▶ _Work to do_:
Could you write out the records below exactly as they appear?

[start of Dataset rows]

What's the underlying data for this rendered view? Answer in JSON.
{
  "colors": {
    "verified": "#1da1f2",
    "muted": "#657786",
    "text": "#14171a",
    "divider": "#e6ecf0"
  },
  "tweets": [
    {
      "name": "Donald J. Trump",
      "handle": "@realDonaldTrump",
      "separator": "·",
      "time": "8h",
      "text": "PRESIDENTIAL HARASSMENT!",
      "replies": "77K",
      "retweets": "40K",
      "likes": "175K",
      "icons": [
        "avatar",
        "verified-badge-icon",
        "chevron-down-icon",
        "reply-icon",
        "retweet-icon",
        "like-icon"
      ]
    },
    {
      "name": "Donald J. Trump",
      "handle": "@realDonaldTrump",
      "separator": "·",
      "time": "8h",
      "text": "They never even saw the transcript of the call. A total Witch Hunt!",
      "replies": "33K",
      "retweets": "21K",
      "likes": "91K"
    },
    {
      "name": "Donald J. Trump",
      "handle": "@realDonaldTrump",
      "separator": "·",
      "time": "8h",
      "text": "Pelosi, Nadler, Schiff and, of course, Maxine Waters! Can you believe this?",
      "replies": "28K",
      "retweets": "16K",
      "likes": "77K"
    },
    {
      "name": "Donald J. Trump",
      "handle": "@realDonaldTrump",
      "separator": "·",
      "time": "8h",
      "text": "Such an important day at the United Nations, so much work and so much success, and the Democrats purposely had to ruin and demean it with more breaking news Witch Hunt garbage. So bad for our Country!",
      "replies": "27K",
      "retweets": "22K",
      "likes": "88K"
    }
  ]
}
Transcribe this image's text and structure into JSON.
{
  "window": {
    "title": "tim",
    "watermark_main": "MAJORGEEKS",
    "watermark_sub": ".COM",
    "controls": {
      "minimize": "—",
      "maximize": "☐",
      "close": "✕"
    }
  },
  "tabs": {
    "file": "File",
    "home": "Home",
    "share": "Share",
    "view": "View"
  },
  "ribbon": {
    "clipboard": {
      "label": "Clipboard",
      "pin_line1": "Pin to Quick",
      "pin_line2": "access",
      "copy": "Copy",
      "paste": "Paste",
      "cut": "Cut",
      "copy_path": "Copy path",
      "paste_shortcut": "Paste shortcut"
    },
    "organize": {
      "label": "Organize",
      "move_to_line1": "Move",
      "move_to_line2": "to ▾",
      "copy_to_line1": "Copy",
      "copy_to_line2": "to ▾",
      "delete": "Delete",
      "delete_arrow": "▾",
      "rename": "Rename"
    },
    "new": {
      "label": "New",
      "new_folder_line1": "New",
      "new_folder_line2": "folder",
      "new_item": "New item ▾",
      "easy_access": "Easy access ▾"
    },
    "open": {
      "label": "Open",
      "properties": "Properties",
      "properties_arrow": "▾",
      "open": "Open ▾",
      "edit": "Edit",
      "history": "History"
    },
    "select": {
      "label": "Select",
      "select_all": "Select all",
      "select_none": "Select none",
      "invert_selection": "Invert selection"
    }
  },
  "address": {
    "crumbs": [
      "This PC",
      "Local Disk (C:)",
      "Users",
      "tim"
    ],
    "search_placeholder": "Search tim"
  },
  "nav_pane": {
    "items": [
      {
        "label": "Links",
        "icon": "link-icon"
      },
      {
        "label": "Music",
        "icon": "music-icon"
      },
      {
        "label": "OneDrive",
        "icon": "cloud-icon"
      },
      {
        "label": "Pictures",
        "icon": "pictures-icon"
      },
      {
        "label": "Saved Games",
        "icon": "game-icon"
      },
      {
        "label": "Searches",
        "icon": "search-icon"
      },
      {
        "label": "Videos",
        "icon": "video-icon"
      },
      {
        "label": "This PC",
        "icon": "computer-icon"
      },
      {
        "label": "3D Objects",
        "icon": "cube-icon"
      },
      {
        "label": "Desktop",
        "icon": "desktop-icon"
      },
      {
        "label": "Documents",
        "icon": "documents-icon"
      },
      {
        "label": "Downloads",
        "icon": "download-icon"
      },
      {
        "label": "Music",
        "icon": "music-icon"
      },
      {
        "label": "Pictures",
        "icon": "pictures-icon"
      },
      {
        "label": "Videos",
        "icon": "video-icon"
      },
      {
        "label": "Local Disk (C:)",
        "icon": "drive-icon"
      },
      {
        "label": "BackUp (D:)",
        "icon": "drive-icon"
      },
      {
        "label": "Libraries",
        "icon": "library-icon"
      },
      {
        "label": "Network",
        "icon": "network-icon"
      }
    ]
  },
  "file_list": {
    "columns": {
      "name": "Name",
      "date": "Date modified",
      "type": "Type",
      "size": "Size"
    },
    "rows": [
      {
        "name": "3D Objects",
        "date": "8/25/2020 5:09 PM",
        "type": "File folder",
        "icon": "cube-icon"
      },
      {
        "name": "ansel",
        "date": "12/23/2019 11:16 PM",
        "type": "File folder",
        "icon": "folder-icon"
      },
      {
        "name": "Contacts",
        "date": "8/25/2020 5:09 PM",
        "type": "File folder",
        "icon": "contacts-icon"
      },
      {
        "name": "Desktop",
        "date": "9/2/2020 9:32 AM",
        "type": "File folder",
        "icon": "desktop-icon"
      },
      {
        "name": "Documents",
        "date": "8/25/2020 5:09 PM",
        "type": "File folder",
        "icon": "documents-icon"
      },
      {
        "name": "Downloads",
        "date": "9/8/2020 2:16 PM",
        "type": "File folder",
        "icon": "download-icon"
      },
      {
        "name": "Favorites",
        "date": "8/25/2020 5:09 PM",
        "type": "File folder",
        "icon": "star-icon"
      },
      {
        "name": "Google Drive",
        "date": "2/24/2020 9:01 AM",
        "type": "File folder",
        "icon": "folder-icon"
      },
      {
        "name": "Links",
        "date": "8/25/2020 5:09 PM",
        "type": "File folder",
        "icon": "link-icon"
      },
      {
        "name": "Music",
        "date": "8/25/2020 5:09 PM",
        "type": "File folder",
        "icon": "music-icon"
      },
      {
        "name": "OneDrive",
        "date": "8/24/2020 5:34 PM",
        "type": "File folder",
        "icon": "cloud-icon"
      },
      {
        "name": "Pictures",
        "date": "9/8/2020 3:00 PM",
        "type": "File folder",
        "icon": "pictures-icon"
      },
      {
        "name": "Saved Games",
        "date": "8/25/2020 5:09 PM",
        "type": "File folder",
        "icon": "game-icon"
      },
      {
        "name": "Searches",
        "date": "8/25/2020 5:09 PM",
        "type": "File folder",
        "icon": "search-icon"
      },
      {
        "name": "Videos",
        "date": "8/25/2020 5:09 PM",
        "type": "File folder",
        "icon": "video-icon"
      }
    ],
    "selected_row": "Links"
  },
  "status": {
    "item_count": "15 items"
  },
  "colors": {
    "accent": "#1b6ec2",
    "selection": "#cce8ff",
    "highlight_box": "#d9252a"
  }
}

[end of Dataset rows]

▶ _Answer for this exercise_:
What's the underlying data for this rendered view? Answer in JSON.
{
  "colors": {
    "verified": "#1da1f2",
    "muted": "#657786",
    "text": "#14171a",
    "divider": "#e6ecf0"
  },
  "tweets": [
    {
      "name": "Donald J. Trump",
      "handle": "@realDonaldTrump",
      "separator": "·",
      "time": "8h",
      "text": "PRESIDENTIAL HARASSMENT!",
      "replies": "77K",
      "retweets": "40K",
      "likes": "175K",
      "icons": [
        "avatar",
        "verified-badge-icon",
        "chevron-down-icon",
        "reply-icon",
        "retweet-icon",
        "like-icon"
      ]
    },
    {
      "name": "Donald J. Trump",
      "handle": "@realDonaldTrump",
      "separator": "·",
      "time": "8h",
      "text": "They never even saw the transcript of the call. A total Witch Hunt!",
      "replies": "33K",
      "retweets": "21K",
      "likes": "91K"
    },
    {
      "name": "Donald J. Trump",
      "handle": "@realDonaldTrump",
      "separator": "·",
      "time": "8h",
      "text": "Pelosi, Nadler, Schiff and, of course, Maxine Waters! Can you believe this?",
      "replies": "28K",
      "retweets": "16K",
      "likes": "77K"
    },
    {
      "name": "Donald J. Trump",
      "handle": "@realDonaldTrump",
      "separator": "·",
      "time": "8h",
      "text": "Such an important day at the United Nations, so much work and so much success, and the Democrats purposely had to ruin and demean it with more breaking news Witch Hunt garbage. So bad for our Country!",
      "replies": "27K",
      "retweets": "22K",
      "likes": "88K"
    }
  ]
}
Transcribe this image's text and structure into JSON.
{
  "window": {
    "title": "tim",
    "watermark_main": "MAJORGEEKS",
    "watermark_sub": ".COM",
    "controls": {
      "minimize": "—",
      "maximize": "☐",
      "close": "✕"
    }
  },
  "tabs": {
    "file": "File",
    "home": "Home",
    "share": "Share",
    "view": "View"
  },
  "ribbon": {
    "clipboard": {
      "label": "Clipboard",
      "pin_line1": "Pin to Quick",
      "pin_line2": "access",
      "copy": "Copy",
      "paste": "Paste",
      "cut": "Cut",
      "copy_path": "Copy path",
      "paste_shortcut": "Paste shortcut"
    },
    "organize": {
      "label": "Organize",
      "move_to_line1": "Move",
      "move_to_line2": "to ▾",
      "copy_to_line1": "Copy",
      "copy_to_line2": "to ▾",
      "delete": "Delete",
      "delete_arrow": "▾",
      "rename": "Rename"
    },
    "new": {
      "label": "New",
      "new_folder_line1": "New",
      "new_folder_line2": "folder",
      "new_item": "New item ▾",
      "easy_access": "Easy access ▾"
    },
    "open": {
      "label": "Open",
      "properties": "Properties",
      "properties_arrow": "▾",
      "open": "Open ▾",
      "edit": "Edit",
      "history": "History"
    },
    "select": {
      "label": "Select",
      "select_all": "Select all",
      "select_none": "Select none",
      "invert_selection": "Invert selection"
    }
  },
  "address": {
    "crumbs": [
      "This PC",
      "Local Disk (C:)",
      "Users",
      "tim"
    ],
    "search_placeholder": "Search tim"
  },
  "nav_pane": {
    "items": [
      {
        "label": "Links",
        "icon": "link-icon"
      },
      {
        "label": "Music",
        "icon": "music-icon"
      },
      {
        "label": "OneDrive",
        "icon": "cloud-icon"
      },
      {
        "label": "Pictures",
        "icon": "pictures-icon"
      },
      {
        "label": "Saved Games",
        "icon": "game-icon"
      },
      {
        "label": "Searches",
        "icon": "search-icon"
      },
      {
        "label": "Videos",
        "icon": "video-icon"
      },
      {
        "label": "This PC",
        "icon": "computer-icon"
      },
      {
        "label": "3D Objects",
        "icon": "cube-icon"
      },
      {
        "label": "Desktop",
        "icon": "desktop-icon"
      },
      {
        "label": "Documents",
        "icon": "documents-icon"
      },
      {
        "label": "Downloads",
        "icon": "download-icon"
      },
      {
        "label": "Music",
        "icon": "music-icon"
      },
      {
        "label": "Pictures",
        "icon": "pictures-icon"
      },
      {
        "label": "Videos",
        "icon": "video-icon"
      },
      {
        "label": "Local Disk (C:)",
        "icon": "drive-icon"
      },
      {
        "label": "BackUp (D:)",
        "icon": "drive-icon"
      },
      {
        "label": "Libraries",
        "icon": "library-icon"
      },
      {
        "label": "Network",
        "icon": "network-icon"
      }
    ]
  },
  "file_list": {
    "columns": {
      "name": "Name",
      "date": "Date modified",
      "type": "Type",
      "size": "Size"
    },
    "rows": [
      {
        "name": "3D Objects",
        "date": "8/25/2020 5:09 PM",
        "type": "File folder",
        "icon": "cube-icon"
      },
      {
        "name": "ansel",
        "date": "12/23/2019 11:16 PM",
        "type": "File folder",
        "icon": "folder-icon"
      },
      {
        "name": "Contacts",
        "date": "8/25/2020 5:09 PM",
        "type": "File folder",
        "icon": "contacts-icon"
      },
      {
        "name": "Desktop",
        "date": "9/2/2020 9:32 AM",
        "type": "File folder",
        "icon": "desktop-icon"
      },
      {
        "name": "Documents",
        "date": "8/25/2020 5:09 PM",
        "type": "File folder",
        "icon": "documents-icon"
      },
      {
        "name": "Downloads",
        "date": "9/8/2020 2:16 PM",
        "type": "File folder",
        "icon": "download-icon"
      },
      {
        "name": "Favorites",
        "date": "8/25/2020 5:09 PM",
        "type": "File folder",
        "icon": "star-icon"
      },
      {
        "name": "Google Drive",
        "date": "2/24/2020 9:01 AM",
        "type": "File folder",
        "icon": "folder-icon"
      },
      {
        "name": "Links",
        "date": "8/25/2020 5:09 PM",
        "type": "File folder",
        "icon": "link-icon"
      },
      {
        "name": "Music",
        "date": "8/25/2020 5:09 PM",
        "type": "File folder",
        "icon": "music-icon"
      },
      {
        "name": "OneDrive",
        "date": "8/24/2020 5:34 PM",
        "type": "File folder",
        "icon": "cloud-icon"
      },
      {
        "name": "Pictures",
        "date": "9/8/2020 3:00 PM",
        "type": "File folder",
        "icon": "pictures-icon"
      },
      {
        "name": "Saved Games",
        "date": "8/25/2020 5:09 PM",
        "type": "File folder",
        "icon": "game-icon"
      },
      {
        "name": "Searches",
        "date": "8/25/2020 5:09 PM",
        "type": "File folder",
        "icon": "search-icon"
      },
      {
        "name": "Videos",
        "date": "8/25/2020 5:09 PM",
        "type": "File folder",
        "icon": "video-icon"
      }
    ],
    "selected_row": "Links"
  },
  "status": {
    "item_count": "15 items"
  },
  "colors": {
    "accent": "#1b6ec2",
    "selection": "#cce8ff",
    "highlight_box": "#d9252a"
  }
}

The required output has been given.